> [Your task]: In the entries below, find the lines with the word "content" and copy them.

** START OF Dataset excerpts **

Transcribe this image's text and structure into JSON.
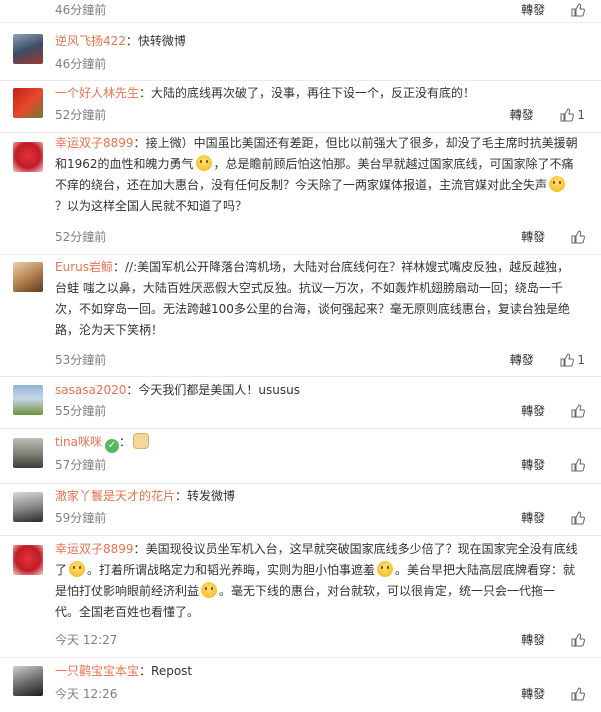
{
  "labels": {
    "reply": "轉發",
    "like_icon": "thumbs-up-icon"
  },
  "colors": {
    "username": "#eb7350",
    "time": "#808080",
    "text": "#333333"
  },
  "top": {
    "time": "46分鐘前",
    "likes": ""
  },
  "comments": [
    {
      "user": "逆风飞扬422",
      "text": "快转微博",
      "time": "46分鐘前",
      "likes": ""
    },
    {
      "user": "一个好人林先生",
      "text": "大陆的底线再次破了，没事，再往下设一个，反正没有底的！",
      "time": "52分鐘前",
      "likes": "1"
    },
    {
      "user": "幸运双子8899",
      "text_parts": [
        "接上微）中国虽比美国还有差距，但比以前强大了很多，却没了毛主席时抗美援朝和1962的血性和魄力勇气",
        "，总是瞻前顾后怕这怕那。美台早就越过国家底线，可国家除了不痛不痒的绕台，还在加大惠台，没有任何反制？今天除了一两家媒体报道，主流官媒对此全失声",
        "？以为这样全国人民就不知道了吗？"
      ],
      "time": "52分鐘前",
      "likes": ""
    },
    {
      "user": "Eurus岩鲸",
      "text": "//:美国军机公开降落台湾机场，大陆对台底线何在？祥林嫂式嘴皮反独，越反越独，台蛙 嗤之以鼻，大陆百姓厌恶假大空式反独。抗议一万次，不如轰炸机翅膀扇动一回；绕岛一千次，不如穿岛一回。无法跨越100多公里的台海，谈何强起来？毫无原则底线惠台，复读台独是绝路，沦为天下笑柄！",
      "time": "53分鐘前",
      "likes": "1"
    },
    {
      "user": "sasasa2020",
      "text": "今天我们都是美国人！ususus",
      "time": "55分鐘前",
      "likes": ""
    },
    {
      "user": "tina咪咪",
      "text": "",
      "time": "57分鐘前",
      "likes": ""
    },
    {
      "user": "澈家丫鬟是天才的花片",
      "text": "转发微博",
      "time": "59分鐘前",
      "likes": ""
    },
    {
      "user": "幸运双子8899",
      "text_parts": [
        "美国现役议员坐军机入台，这早就突破国家底线多少倍了？现在国家完全没有底线了",
        "。打着所谓战略定力和韬光养晦，实则为胆小怕事遮羞",
        "。美台早把大陆高层底牌看穿：就是怕打仗影响眼前经济利益",
        "。毫无下线的惠台，对台就软，可以很肯定，统一只会一代拖一代。全国老百姓也看懂了。"
      ],
      "time": "今天 12:27",
      "likes": ""
    },
    {
      "user": "一只鹳宝宝本宝",
      "text": "Repost",
      "time": "今天 12:26",
      "likes": ""
    }
  ]
}
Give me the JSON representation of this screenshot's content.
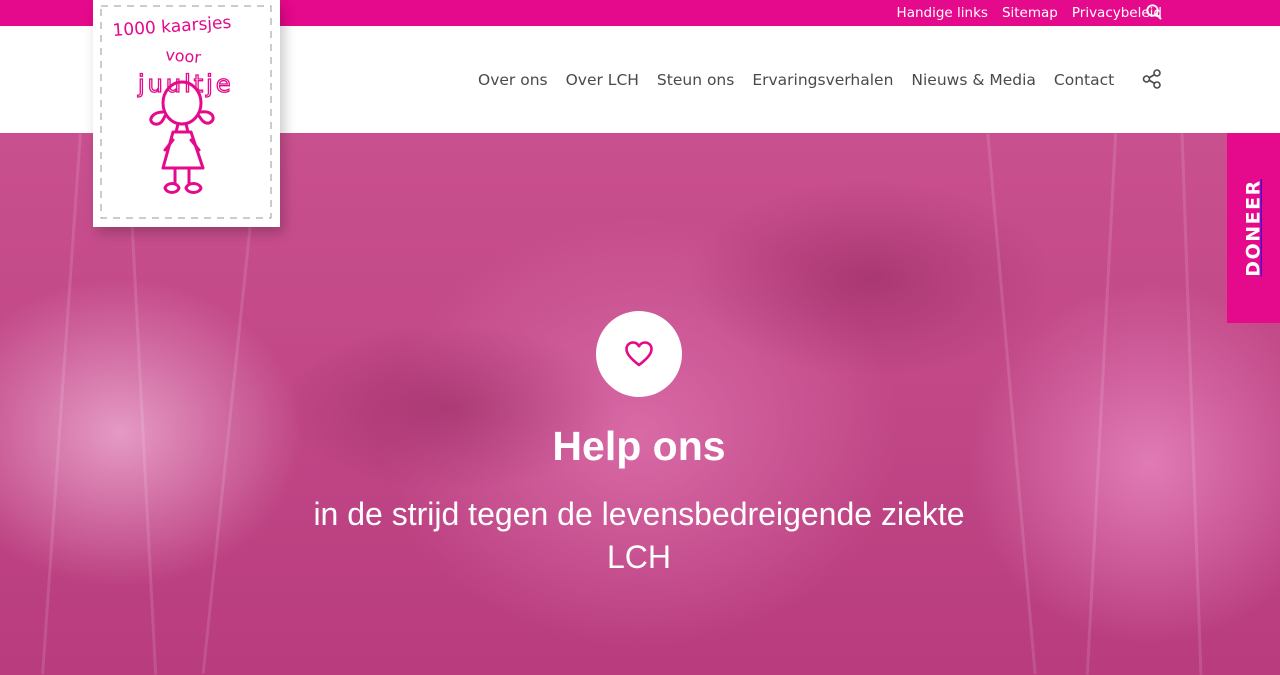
{
  "topbar": {
    "links": [
      "Handige links",
      "Sitemap",
      "Privacybeleid"
    ],
    "search_icon": "search-icon"
  },
  "logo": {
    "text_line1": "1000 kaarsjes",
    "text_line2": "voor",
    "text_line3": "juultje"
  },
  "nav": {
    "items": [
      "Over ons",
      "Over LCH",
      "Steun ons",
      "Ervaringsverhalen",
      "Nieuws & Media",
      "Contact"
    ],
    "share_icon": "share-icon"
  },
  "hero": {
    "icon": "heart-icon",
    "title": "Help ons",
    "subtitle": "in de strijd tegen de levensbedreigende ziekte LCH"
  },
  "donate": {
    "label": "DONEER"
  },
  "colors": {
    "brand": "#e5098b",
    "nav_text": "#4a4a4a",
    "hero_overlay": "#c04686"
  }
}
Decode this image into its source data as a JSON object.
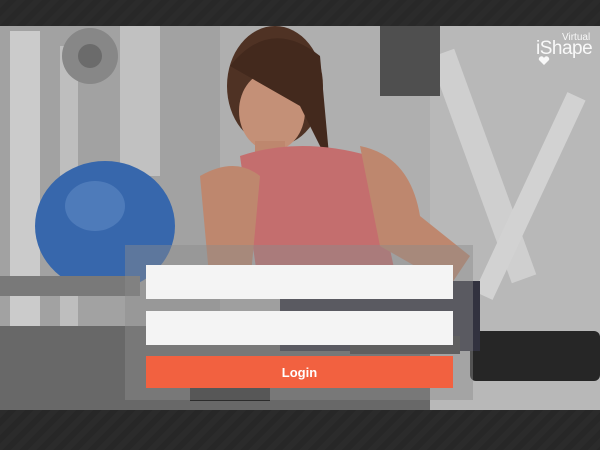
{
  "brand": {
    "superscript": "Virtual",
    "name": "iShape"
  },
  "login": {
    "username_placeholder": "",
    "password_placeholder": "",
    "button_label": "Login"
  },
  "colors": {
    "accent": "#f26140",
    "field_bg": "#f4f4f4",
    "frame": "#2a2a2a"
  },
  "icons": {
    "logo_heart": "heart-icon"
  }
}
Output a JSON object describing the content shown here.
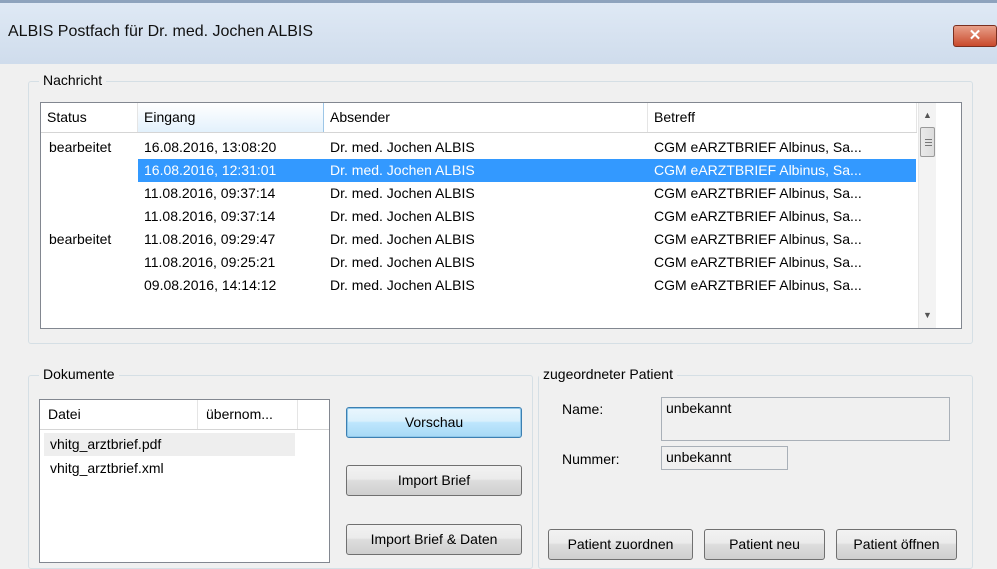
{
  "window": {
    "title": "ALBIS Postfach für Dr. med. Jochen ALBIS",
    "close_glyph": "✕"
  },
  "messages": {
    "group_label": "Nachricht",
    "columns": [
      "Status",
      "Eingang",
      "Absender",
      "Betreff"
    ],
    "sorted_column": "Eingang",
    "rows": [
      {
        "status": "bearbeitet",
        "eingang": "16.08.2016, 13:08:20",
        "absender": "Dr. med. Jochen ALBIS",
        "betreff": "CGM eARZTBRIEF Albinus, Sa...",
        "selected": false
      },
      {
        "status": "",
        "eingang": "16.08.2016, 12:31:01",
        "absender": "Dr. med. Jochen ALBIS",
        "betreff": "CGM eARZTBRIEF Albinus, Sa...",
        "selected": true
      },
      {
        "status": "",
        "eingang": "11.08.2016, 09:37:14",
        "absender": "Dr. med. Jochen ALBIS",
        "betreff": "CGM eARZTBRIEF Albinus, Sa...",
        "selected": false
      },
      {
        "status": "",
        "eingang": "11.08.2016, 09:37:14",
        "absender": "Dr. med. Jochen ALBIS",
        "betreff": "CGM eARZTBRIEF Albinus, Sa...",
        "selected": false
      },
      {
        "status": "bearbeitet",
        "eingang": "11.08.2016, 09:29:47",
        "absender": "Dr. med. Jochen ALBIS",
        "betreff": "CGM eARZTBRIEF Albinus, Sa...",
        "selected": false
      },
      {
        "status": "",
        "eingang": "11.08.2016, 09:25:21",
        "absender": "Dr. med. Jochen ALBIS",
        "betreff": "CGM eARZTBRIEF Albinus, Sa...",
        "selected": false
      },
      {
        "status": "",
        "eingang": "09.08.2016, 14:14:12",
        "absender": "Dr. med. Jochen ALBIS",
        "betreff": "CGM eARZTBRIEF Albinus, Sa...",
        "selected": false
      }
    ],
    "scroll_up_icon": "▲",
    "scroll_down_icon": "▼"
  },
  "documents": {
    "group_label": "Dokumente",
    "columns": [
      "Datei",
      "übernom..."
    ],
    "files": [
      {
        "name": "vhitg_arztbrief.pdf",
        "highlighted": true
      },
      {
        "name": "vhitg_arztbrief.xml",
        "highlighted": false
      }
    ],
    "buttons": {
      "preview": "Vorschau",
      "import_letter": "Import Brief",
      "import_letter_data": "Import Brief & Daten"
    }
  },
  "patient": {
    "group_label": "zugeordneter Patient",
    "name_label": "Name:",
    "name_value": "unbekannt",
    "number_label": "Nummer:",
    "number_value": "unbekannt",
    "buttons": {
      "assign": "Patient zuordnen",
      "new": "Patient neu",
      "open": "Patient öffnen"
    }
  }
}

** END OF Dataset excerpts **

> [Reply]:
Give me the JSON representation of this screenshot's content.
Output a JSON object describing the content shown here.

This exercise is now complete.